--- Task objective ---
Omit the pictures and output every entry below exactly as written.

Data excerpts
....
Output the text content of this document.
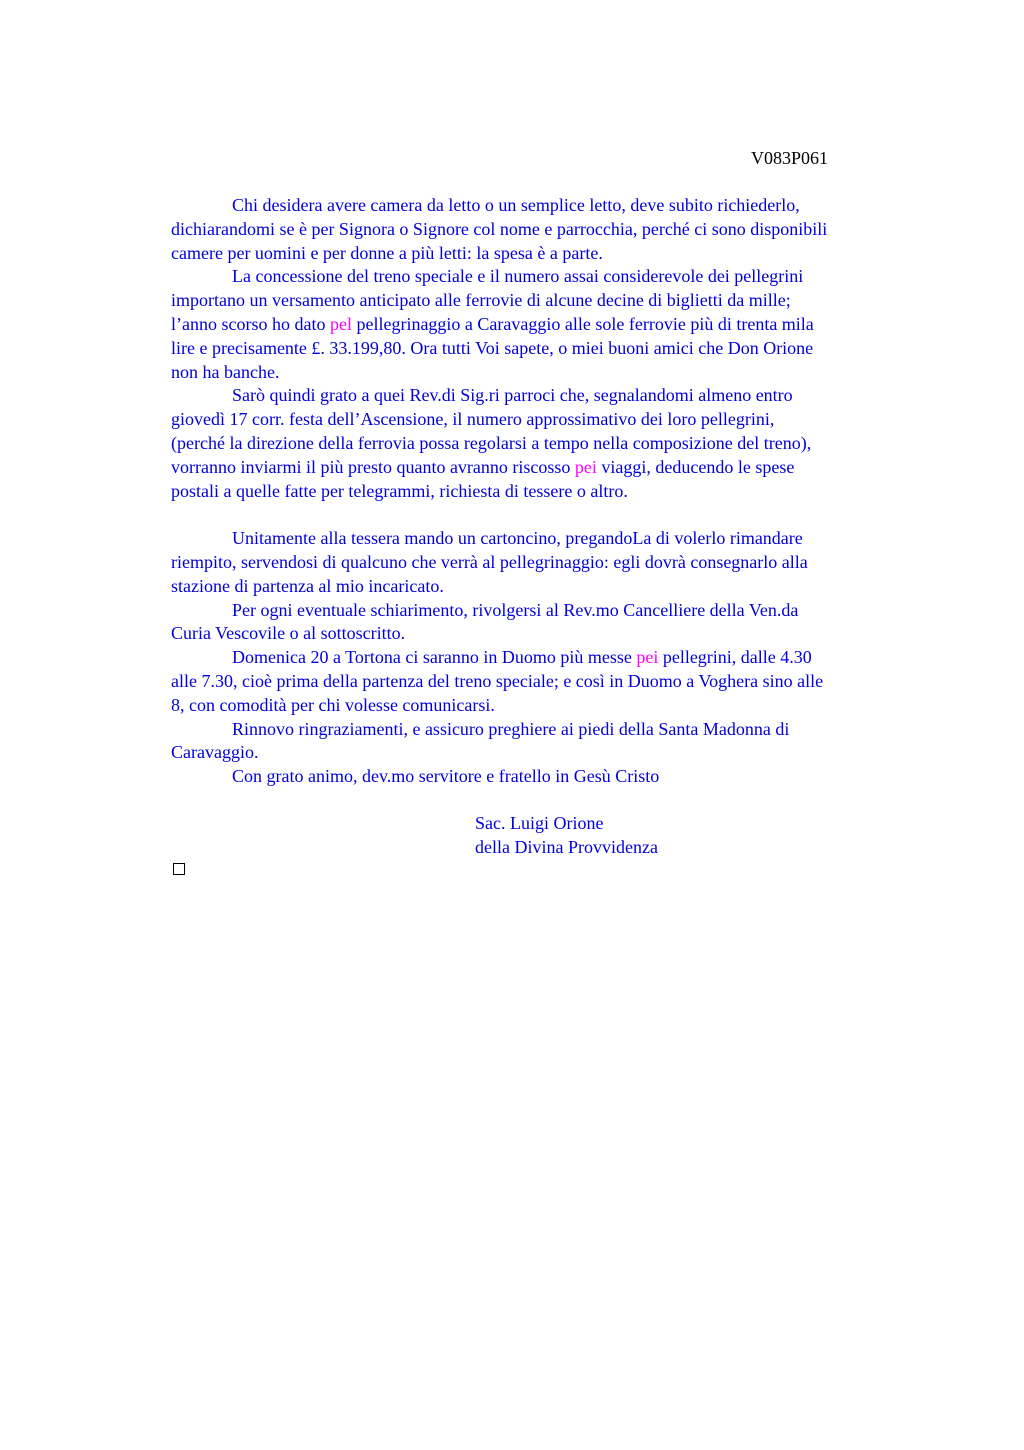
V083P061
Chi desidera avere camera da letto o un semplice letto, deve subito richiederlo,
dichiarandomi se è per Signora o Signore col nome e parrocchia, perché ci sono disponibili
camere per uomini e per donne a più letti: la spesa è a parte.
La concessione del treno speciale e il numero assai considerevole dei pellegrini
importano un versamento anticipato alle ferrovie di alcune decine di biglietti da mille;
l’anno scorso ho dato pel pellegrinaggio a Caravaggio alle sole ferrovie più di trenta mila
lire e precisamente £. 33.199,80. Ora tutti Voi sapete, o miei buoni amici che Don Orione
non ha banche.
Sarò quindi grato a quei Rev.di Sig.ri parroci che, segnalandomi almeno entro
giovedì 17 corr. festa dell’Ascensione, il numero approssimativo dei loro pellegrini,
(perché la direzione della ferrovia possa regolarsi a tempo nella composizione del treno),
vorranno inviarmi il più presto quanto avranno riscosso pei viaggi, deducendo le spese
postali a quelle fatte per telegrammi, richiesta di tessere o altro.
Unitamente alla tessera mando un cartoncino, pregandoLa di volerlo rimandare
riempito, servendosi di qualcuno che verrà al pellegrinaggio: egli dovrà consegnarlo alla
stazione di partenza al mio incaricato.
Per ogni eventuale schiarimento, rivolgersi al Rev.mo Cancelliere della Ven.da
Curia Vescovile o al sottoscritto.
Domenica 20 a Tortona ci saranno in Duomo più messe pei pellegrini, dalle 4.30
alle 7.30, cioè prima della partenza del treno speciale; e così in Duomo a Voghera sino alle
8, con comodità per chi volesse comunicarsi.
Rinnovo ringraziamenti, e assicuro preghiere ai piedi della Santa Madonna di
Caravaggio.
Con grato animo, dev.mo servitore e fratello in Gesù Cristo
Sac. Luigi Orione
della Divina Provvidenza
....
--- Task answer ---
Output the text content of this document.
V083P061
Chi desidera avere camera da letto o un semplice letto, deve subito richiederlo,
dichiarandomi se è per Signora o Signore col nome e parrocchia, perché ci sono disponibili
camere per uomini e per donne a più letti: la spesa è a parte.
La concessione del treno speciale e il numero assai considerevole dei pellegrini
importano un versamento anticipato alle ferrovie di alcune decine di biglietti da mille;
l’anno scorso ho dato pel pellegrinaggio a Caravaggio alle sole ferrovie più di trenta mila
lire e precisamente £. 33.199,80. Ora tutti Voi sapete, o miei buoni amici che Don Orione
non ha banche.
Sarò quindi grato a quei Rev.di Sig.ri parroci che, segnalandomi almeno entro
giovedì 17 corr. festa dell’Ascensione, il numero approssimativo dei loro pellegrini,
(perché la direzione della ferrovia possa regolarsi a tempo nella composizione del treno),
vorranno inviarmi il più presto quanto avranno riscosso pei viaggi, deducendo le spese
postali a quelle fatte per telegrammi, richiesta di tessere o altro.
Unitamente alla tessera mando un cartoncino, pregandoLa di volerlo rimandare
riempito, servendosi di qualcuno che verrà al pellegrinaggio: egli dovrà consegnarlo alla
stazione di partenza al mio incaricato.
Per ogni eventuale schiarimento, rivolgersi al Rev.mo Cancelliere della Ven.da
Curia Vescovile o al sottoscritto.
Domenica 20 a Tortona ci saranno in Duomo più messe pei pellegrini, dalle 4.30
alle 7.30, cioè prima della partenza del treno speciale; e così in Duomo a Voghera sino alle
8, con comodità per chi volesse comunicarsi.
Rinnovo ringraziamenti, e assicuro preghiere ai piedi della Santa Madonna di
Caravaggio.
Con grato animo, dev.mo servitore e fratello in Gesù Cristo
Sac. Luigi Orione
della Divina Provvidenza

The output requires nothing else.